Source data
============================================================
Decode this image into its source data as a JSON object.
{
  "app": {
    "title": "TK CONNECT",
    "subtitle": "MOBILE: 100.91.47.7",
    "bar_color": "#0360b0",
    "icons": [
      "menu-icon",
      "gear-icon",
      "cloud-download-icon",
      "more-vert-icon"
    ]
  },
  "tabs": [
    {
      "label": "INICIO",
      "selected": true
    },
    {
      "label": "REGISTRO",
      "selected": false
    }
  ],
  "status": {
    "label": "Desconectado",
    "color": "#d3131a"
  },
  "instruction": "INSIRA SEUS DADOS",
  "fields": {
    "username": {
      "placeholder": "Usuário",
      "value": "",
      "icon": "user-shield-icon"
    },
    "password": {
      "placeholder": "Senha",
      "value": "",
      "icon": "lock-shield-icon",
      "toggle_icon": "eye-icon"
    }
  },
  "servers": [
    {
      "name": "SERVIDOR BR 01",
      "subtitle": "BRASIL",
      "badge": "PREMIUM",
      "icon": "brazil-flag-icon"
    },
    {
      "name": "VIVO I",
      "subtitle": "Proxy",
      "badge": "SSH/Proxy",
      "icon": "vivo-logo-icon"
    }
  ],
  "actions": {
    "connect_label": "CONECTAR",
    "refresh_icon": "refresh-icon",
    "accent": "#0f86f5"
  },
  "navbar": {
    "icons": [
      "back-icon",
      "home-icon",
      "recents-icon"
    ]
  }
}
============================================================
Extract the data in full. Keep it word for word.

Decode this image into its source data as a JSON object.
{
  "app": {
    "title": "TK CONNECT",
    "subtitle": "MOBILE: 100.91.47.7",
    "bar_color": "#0360b0",
    "icons": [
      "menu-icon",
      "gear-icon",
      "cloud-download-icon",
      "more-vert-icon"
    ]
  },
  "tabs": [
    {
      "label": "INICIO",
      "selected": true
    },
    {
      "label": "REGISTRO",
      "selected": false
    }
  ],
  "status": {
    "label": "Desconectado",
    "color": "#d3131a"
  },
  "instruction": "INSIRA SEUS DADOS",
  "fields": {
    "username": {
      "placeholder": "Usuário",
      "value": "",
      "icon": "user-shield-icon"
    },
    "password": {
      "placeholder": "Senha",
      "value": "",
      "icon": "lock-shield-icon",
      "toggle_icon": "eye-icon"
    }
  },
  "servers": [
    {
      "name": "SERVIDOR BR 01",
      "subtitle": "BRASIL",
      "badge": "PREMIUM",
      "icon": "brazil-flag-icon"
    },
    {
      "name": "VIVO I",
      "subtitle": "Proxy",
      "badge": "SSH/Proxy",
      "icon": "vivo-logo-icon"
    }
  ],
  "actions": {
    "connect_label": "CONECTAR",
    "refresh_icon": "refresh-icon",
    "accent": "#0f86f5"
  },
  "navbar": {
    "icons": [
      "back-icon",
      "home-icon",
      "recents-icon"
    ]
  }
}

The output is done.